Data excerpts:
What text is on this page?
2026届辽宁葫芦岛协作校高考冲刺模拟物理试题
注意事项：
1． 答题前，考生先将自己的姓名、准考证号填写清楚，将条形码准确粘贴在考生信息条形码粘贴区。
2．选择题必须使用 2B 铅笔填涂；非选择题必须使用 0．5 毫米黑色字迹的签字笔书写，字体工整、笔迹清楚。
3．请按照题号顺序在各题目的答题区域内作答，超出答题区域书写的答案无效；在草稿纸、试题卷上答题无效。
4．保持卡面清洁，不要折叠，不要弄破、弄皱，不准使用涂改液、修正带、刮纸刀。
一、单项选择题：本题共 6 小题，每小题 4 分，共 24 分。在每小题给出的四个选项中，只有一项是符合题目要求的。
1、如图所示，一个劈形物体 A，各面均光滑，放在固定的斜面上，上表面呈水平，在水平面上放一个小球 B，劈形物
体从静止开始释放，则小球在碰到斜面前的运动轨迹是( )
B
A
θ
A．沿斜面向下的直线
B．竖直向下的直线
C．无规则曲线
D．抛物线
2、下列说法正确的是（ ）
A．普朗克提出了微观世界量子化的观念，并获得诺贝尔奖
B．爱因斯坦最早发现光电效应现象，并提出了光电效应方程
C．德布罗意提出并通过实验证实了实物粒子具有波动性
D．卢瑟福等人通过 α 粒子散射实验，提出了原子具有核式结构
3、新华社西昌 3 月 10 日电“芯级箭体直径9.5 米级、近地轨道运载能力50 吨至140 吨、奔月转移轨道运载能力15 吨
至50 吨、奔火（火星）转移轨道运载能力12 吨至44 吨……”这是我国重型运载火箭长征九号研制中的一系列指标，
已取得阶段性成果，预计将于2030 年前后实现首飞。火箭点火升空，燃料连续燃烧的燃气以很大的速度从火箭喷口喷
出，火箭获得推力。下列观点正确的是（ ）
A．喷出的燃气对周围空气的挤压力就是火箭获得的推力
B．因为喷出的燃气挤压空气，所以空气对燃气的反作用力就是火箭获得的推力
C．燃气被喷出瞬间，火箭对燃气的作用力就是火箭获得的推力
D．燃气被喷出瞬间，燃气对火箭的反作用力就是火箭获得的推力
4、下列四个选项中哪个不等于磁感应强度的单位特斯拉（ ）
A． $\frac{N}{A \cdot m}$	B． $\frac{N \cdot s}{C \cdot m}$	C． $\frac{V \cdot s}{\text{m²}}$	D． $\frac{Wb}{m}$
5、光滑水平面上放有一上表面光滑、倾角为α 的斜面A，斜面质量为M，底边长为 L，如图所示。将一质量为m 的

- **TASK PROMPT**:
Could you reproduce every record above exactly as it appears?

- **RESPONSE BELOW**:
What text is on this page?
2026届辽宁葫芦岛协作校高考冲刺模拟物理试题
注意事项：
1． 答题前，考生先将自己的姓名、准考证号填写清楚，将条形码准确粘贴在考生信息条形码粘贴区。
2．选择题必须使用 2B 铅笔填涂；非选择题必须使用 0．5 毫米黑色字迹的签字笔书写，字体工整、笔迹清楚。
3．请按照题号顺序在各题目的答题区域内作答，超出答题区域书写的答案无效；在草稿纸、试题卷上答题无效。
4．保持卡面清洁，不要折叠，不要弄破、弄皱，不准使用涂改液、修正带、刮纸刀。
一、单项选择题：本题共 6 小题，每小题 4 分，共 24 分。在每小题给出的四个选项中，只有一项是符合题目要求的。
1、如图所示，一个劈形物体 A，各面均光滑，放在固定的斜面上，上表面呈水平，在水平面上放一个小球 B，劈形物
体从静止开始释放，则小球在碰到斜面前的运动轨迹是( )
B
A
θ
A．沿斜面向下的直线
B．竖直向下的直线
C．无规则曲线
D．抛物线
2、下列说法正确的是（ ）
A．普朗克提出了微观世界量子化的观念，并获得诺贝尔奖
B．爱因斯坦最早发现光电效应现象，并提出了光电效应方程
C．德布罗意提出并通过实验证实了实物粒子具有波动性
D．卢瑟福等人通过 α 粒子散射实验，提出了原子具有核式结构
3、新华社西昌 3 月 10 日电“芯级箭体直径9.5 米级、近地轨道运载能力50 吨至140 吨、奔月转移轨道运载能力15 吨
至50 吨、奔火（火星）转移轨道运载能力12 吨至44 吨……”这是我国重型运载火箭长征九号研制中的一系列指标，
已取得阶段性成果，预计将于2030 年前后实现首飞。火箭点火升空，燃料连续燃烧的燃气以很大的速度从火箭喷口喷
出，火箭获得推力。下列观点正确的是（ ）
A．喷出的燃气对周围空气的挤压力就是火箭获得的推力
B．因为喷出的燃气挤压空气，所以空气对燃气的反作用力就是火箭获得的推力
C．燃气被喷出瞬间，火箭对燃气的作用力就是火箭获得的推力
D．燃气被喷出瞬间，燃气对火箭的反作用力就是火箭获得的推力
4、下列四个选项中哪个不等于磁感应强度的单位特斯拉（ ）
A． $\frac{N}{A \cdot m}$	B． $\frac{N \cdot s}{C \cdot m}$	C． $\frac{V \cdot s}{\text{m²}}$	D． $\frac{Wb}{m}$
5、光滑水平面上放有一上表面光滑、倾角为α 的斜面A，斜面质量为M，底边长为 L，如图所示。将一质量为m 的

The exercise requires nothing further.